Task details:
Which lines below hold the word "coef"? Report each one.

The input:
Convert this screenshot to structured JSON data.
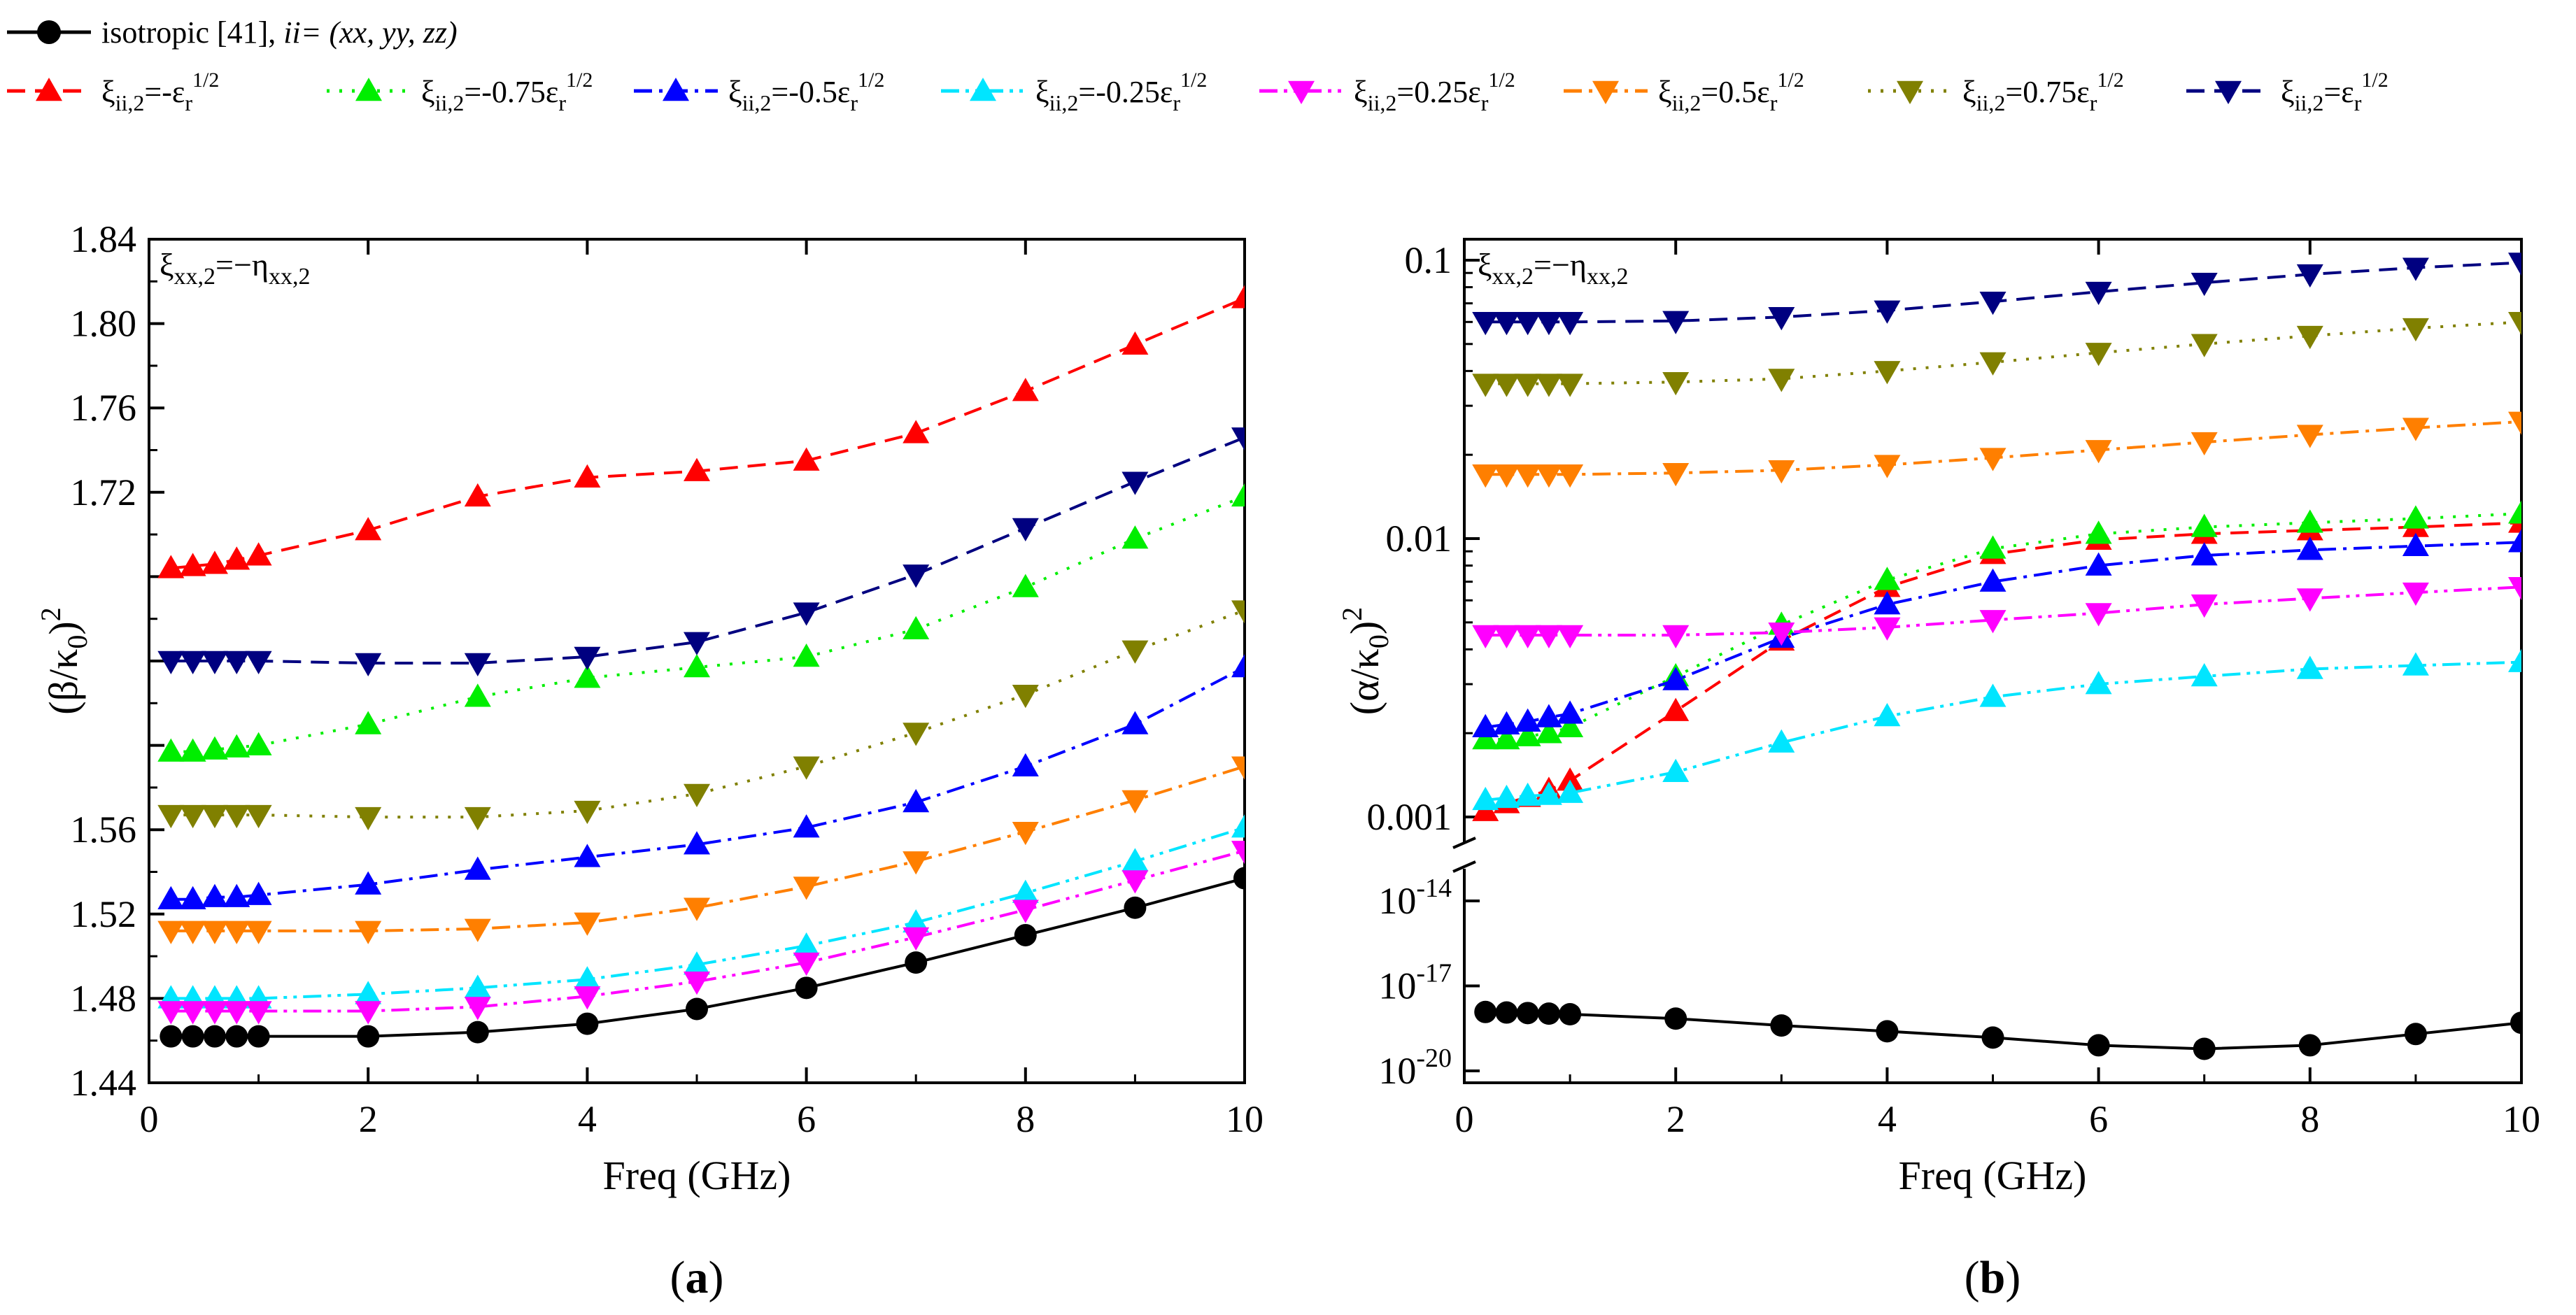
{
  "figure": {
    "caption_a": {
      "pre": "(",
      "letter": "a",
      "post": ")"
    },
    "caption_b": {
      "pre": "(",
      "letter": "b",
      "post": ")"
    }
  },
  "legend": {
    "isotropic": {
      "main": "isotropic [41], ",
      "ii": "ii",
      "rest": "= (xx, yy, zz)"
    },
    "entries": [
      {
        "label": "ξii,2=-εr1/2",
        "coef": "-",
        "color": "#ff0000",
        "marker": "triangle-up-icon",
        "dash": "dashed"
      },
      {
        "label": "ξii,2=-0.75εr1/2",
        "coef": "-0.75",
        "color": "#00ee00",
        "marker": "triangle-up-icon",
        "dash": "dotted"
      },
      {
        "label": "ξii,2=-0.5εr1/2",
        "coef": "-0.5",
        "color": "#0000ff",
        "marker": "triangle-up-icon",
        "dash": "dashdot"
      },
      {
        "label": "ξii,2=-0.25εr1/2",
        "coef": "-0.25",
        "color": "#00e5ff",
        "marker": "triangle-up-icon",
        "dash": "dashdotdot"
      },
      {
        "label": "ξii,2=0.25εr1/2",
        "coef": "0.25",
        "color": "#ff00ff",
        "marker": "triangle-down-icon",
        "dash": "dashdotdot"
      },
      {
        "label": "ξii,2=0.5εr1/2",
        "coef": "0.5",
        "color": "#ff7f00",
        "marker": "triangle-down-icon",
        "dash": "dashdot"
      },
      {
        "label": "ξii,2=0.75εr1/2",
        "coef": "0.75",
        "color": "#808000",
        "marker": "triangle-down-icon",
        "dash": "dotted"
      },
      {
        "label": "ξii,2=εr1/2",
        "coef": "",
        "color": "#000080",
        "marker": "triangle-down-icon",
        "dash": "dashed"
      }
    ]
  },
  "chart_data": [
    {
      "type": "line",
      "panel": "a",
      "xlabel": "Freq (GHz)",
      "ylabel": "(β/κ0)2",
      "annotation": "ξxx,2=−ηxx,2",
      "xlim": [
        0,
        10
      ],
      "ylim": [
        1.44,
        1.84
      ],
      "xticks": [
        0,
        2,
        4,
        6,
        8,
        10
      ],
      "xtick_labels": [
        "0",
        "2",
        "4",
        "6",
        "8",
        "10"
      ],
      "yticks": [
        1.44,
        1.48,
        1.52,
        1.56,
        1.72,
        1.76,
        1.8,
        1.84
      ],
      "ytick_labels": [
        "1.44",
        "1.48",
        "1.52",
        "1.56",
        "1.72",
        "1.76",
        "1.80",
        "1.84"
      ],
      "x": [
        0.2,
        0.4,
        0.6,
        0.8,
        1,
        2,
        3,
        4,
        5,
        6,
        7,
        8,
        9,
        10
      ],
      "series": [
        {
          "name": "isotropic [41]",
          "values": [
            1.462,
            1.462,
            1.462,
            1.462,
            1.462,
            1.462,
            1.464,
            1.468,
            1.475,
            1.485,
            1.497,
            1.51,
            1.523,
            1.537
          ]
        },
        {
          "name": "ξii,2=-εr^1/2",
          "values": [
            1.684,
            1.685,
            1.686,
            1.688,
            1.69,
            1.702,
            1.718,
            1.727,
            1.73,
            1.735,
            1.748,
            1.768,
            1.79,
            1.812
          ]
        },
        {
          "name": "ξii,2=-0.75εr^1/2",
          "values": [
            1.597,
            1.597,
            1.598,
            1.599,
            1.6,
            1.61,
            1.623,
            1.632,
            1.637,
            1.642,
            1.655,
            1.675,
            1.698,
            1.718
          ]
        },
        {
          "name": "ξii,2=-0.5εr^1/2",
          "values": [
            1.527,
            1.527,
            1.528,
            1.528,
            1.529,
            1.534,
            1.541,
            1.547,
            1.553,
            1.561,
            1.573,
            1.59,
            1.61,
            1.637
          ]
        },
        {
          "name": "ξii,2=-0.25εr^1/2",
          "values": [
            1.48,
            1.48,
            1.48,
            1.48,
            1.48,
            1.482,
            1.485,
            1.489,
            1.496,
            1.505,
            1.516,
            1.53,
            1.545,
            1.561
          ]
        },
        {
          "name": "ξii,2=0.25εr^1/2",
          "values": [
            1.474,
            1.474,
            1.474,
            1.474,
            1.474,
            1.474,
            1.476,
            1.481,
            1.488,
            1.497,
            1.509,
            1.522,
            1.536,
            1.55
          ]
        },
        {
          "name": "ξii,2=0.5εr^1/2",
          "values": [
            1.512,
            1.512,
            1.512,
            1.512,
            1.512,
            1.512,
            1.513,
            1.516,
            1.523,
            1.533,
            1.545,
            1.559,
            1.574,
            1.59
          ]
        },
        {
          "name": "ξii,2=0.75εr^1/2",
          "values": [
            1.567,
            1.567,
            1.567,
            1.567,
            1.567,
            1.566,
            1.566,
            1.569,
            1.577,
            1.59,
            1.606,
            1.624,
            1.645,
            1.664
          ]
        },
        {
          "name": "ξii,2=εr^1/2",
          "values": [
            1.64,
            1.64,
            1.64,
            1.64,
            1.64,
            1.639,
            1.639,
            1.642,
            1.649,
            1.663,
            1.681,
            1.703,
            1.725,
            1.746
          ]
        }
      ]
    },
    {
      "type": "line",
      "panel": "b",
      "yscale": "log",
      "broken_axis": true,
      "xlabel": "Freq (GHz)",
      "ylabel": "(α/κ0)2",
      "annotation": "ξxx,2=−ηxx,2",
      "xlim": [
        0,
        10
      ],
      "ylim_upper": [
        0.001,
        0.1
      ],
      "ylim_lower": [
        1e-20,
        1e-14
      ],
      "xticks": [
        0,
        2,
        4,
        6,
        8,
        10
      ],
      "xtick_labels": [
        "0",
        "2",
        "4",
        "6",
        "8",
        "10"
      ],
      "yticks_upper": [
        0.001,
        0.01,
        0.1
      ],
      "ytick_labels_upper": [
        "0.001",
        "0.01",
        "0.1"
      ],
      "yticks_lower": [
        1e-20,
        1e-17,
        1e-14
      ],
      "ytick_labels_lower": [
        {
          "base": "10",
          "exp": "-20"
        },
        {
          "base": "10",
          "exp": "-17"
        },
        {
          "base": "10",
          "exp": "-14"
        }
      ],
      "x": [
        0.2,
        0.4,
        0.6,
        0.8,
        1,
        2,
        3,
        4,
        5,
        6,
        7,
        8,
        9,
        10
      ],
      "series": [
        {
          "name": "isotropic [41]",
          "values": [
            1.2e-18,
            1.15e-18,
            1.1e-18,
            1.05e-18,
            1e-18,
            7e-19,
            4e-19,
            2.5e-19,
            1.5e-19,
            8e-20,
            6e-20,
            8e-20,
            2e-19,
            5e-19
          ]
        },
        {
          "name": "ξii,2=-εr^1/2",
          "values": [
            0.00105,
            0.00112,
            0.00118,
            0.00125,
            0.00135,
            0.0024,
            0.0043,
            0.0067,
            0.0088,
            0.0099,
            0.0104,
            0.0107,
            0.011,
            0.0114
          ]
        },
        {
          "name": "ξii,2=-0.75εr^1/2",
          "values": [
            0.0019,
            0.0019,
            0.00195,
            0.002,
            0.0021,
            0.0032,
            0.0049,
            0.0071,
            0.0092,
            0.0104,
            0.011,
            0.0114,
            0.0118,
            0.0123
          ]
        },
        {
          "name": "ξii,2=-0.5εr^1/2",
          "values": [
            0.0021,
            0.00215,
            0.0022,
            0.00228,
            0.00235,
            0.0031,
            0.0044,
            0.0058,
            0.007,
            0.008,
            0.0087,
            0.0091,
            0.0094,
            0.0097
          ]
        },
        {
          "name": "ξii,2=-0.25εr^1/2",
          "values": [
            0.00115,
            0.00117,
            0.00119,
            0.0012,
            0.00122,
            0.00145,
            0.00185,
            0.0023,
            0.0027,
            0.003,
            0.0032,
            0.0034,
            0.0035,
            0.0036
          ]
        },
        {
          "name": "ξii,2=0.25εr^1/2",
          "values": [
            0.0045,
            0.0045,
            0.0045,
            0.0045,
            0.0045,
            0.0045,
            0.0046,
            0.0048,
            0.0051,
            0.0054,
            0.0058,
            0.0061,
            0.0064,
            0.0067
          ]
        },
        {
          "name": "ξii,2=0.5εr^1/2",
          "values": [
            0.017,
            0.017,
            0.017,
            0.017,
            0.017,
            0.0172,
            0.0176,
            0.0184,
            0.0195,
            0.0208,
            0.0222,
            0.0236,
            0.025,
            0.0263
          ]
        },
        {
          "name": "ξii,2=0.75εr^1/2",
          "values": [
            0.036,
            0.036,
            0.036,
            0.036,
            0.036,
            0.0365,
            0.0375,
            0.04,
            0.043,
            0.0465,
            0.05,
            0.0535,
            0.057,
            0.06
          ]
        },
        {
          "name": "ξii,2=εr^1/2",
          "values": [
            0.06,
            0.06,
            0.06,
            0.06,
            0.06,
            0.0605,
            0.0625,
            0.066,
            0.071,
            0.077,
            0.083,
            0.089,
            0.094,
            0.098
          ]
        }
      ]
    }
  ]
}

Result:
        "coef": "-",
        "coef": "-0.75",
        "coef": "-0.5",
        "coef": "-0.25",
        "coef": "0.25",
        "coef": "0.5",
        "coef": "0.75",
        "coef": "",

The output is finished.